* [SHORT TASK] Pull out every line of the listing below where "screenshot" appears.

+ + + + +

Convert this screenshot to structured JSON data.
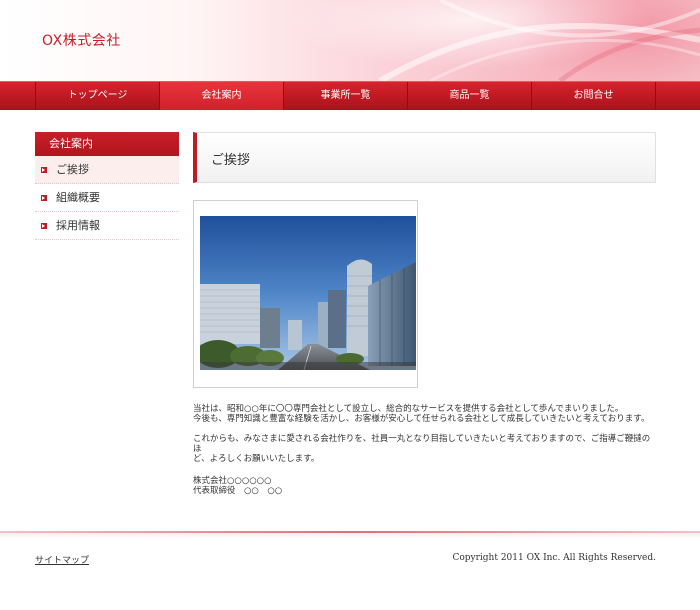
{
  "header": {
    "site_title": "OX株式会社"
  },
  "nav": {
    "items": [
      {
        "label": "トップページ"
      },
      {
        "label": "会社案内"
      },
      {
        "label": "事業所一覧"
      },
      {
        "label": "商品一覧"
      },
      {
        "label": "お問合せ"
      }
    ],
    "active": "会社案内"
  },
  "sidebar": {
    "heading": "会社案内",
    "items": [
      {
        "label": "ご挨拶"
      },
      {
        "label": "組織概要"
      },
      {
        "label": "採用情報"
      }
    ],
    "active": "ご挨拶"
  },
  "main": {
    "heading": "ご挨拶",
    "paragraphs": [
      {
        "lines": [
          "当社は、昭和○○年に〇〇専門会社として設立し、総合的なサービスを提供する会社として歩んでまいりました。",
          "今後も、専門知識と豊富な経験を活かし、お客様が安心して任せられる会社として成長していきたいと考えております。"
        ]
      },
      {
        "lines": [
          "これからも、みなさまに愛される会社作りを、社員一丸となり目指していきたいと考えておりますので、ご指導ご鞭撻のほ",
          "ど、よろしくお願いいたします。"
        ]
      },
      {
        "lines": [
          "株式会社○○○○○○",
          "代表取締役　○○　○○"
        ]
      }
    ]
  },
  "footer": {
    "sitemap_label": "サイトマップ",
    "copyright": "Copyright 2011 OX Inc. All Rights Reserved."
  },
  "colors": {
    "accent": "#c01a24",
    "nav_bg": "#c01a24",
    "sidebar_active_bg": "#fdeeee"
  }
}
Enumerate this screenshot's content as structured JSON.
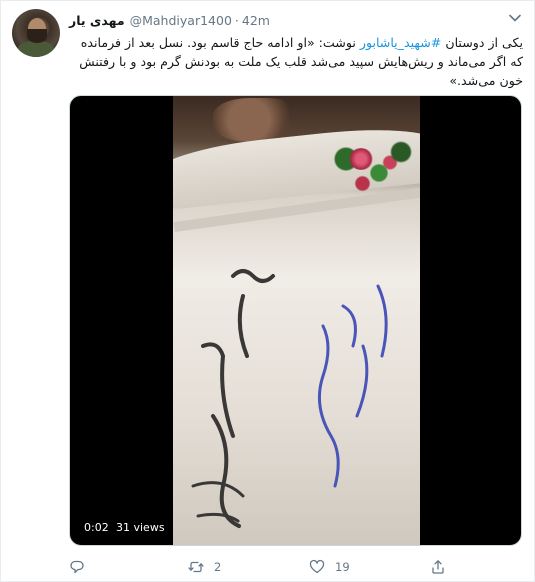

+ + + + +

* [RESPONSE]
Convert this screenshot to structured JSON data.
Enumerate this screenshot's content as structured JSON.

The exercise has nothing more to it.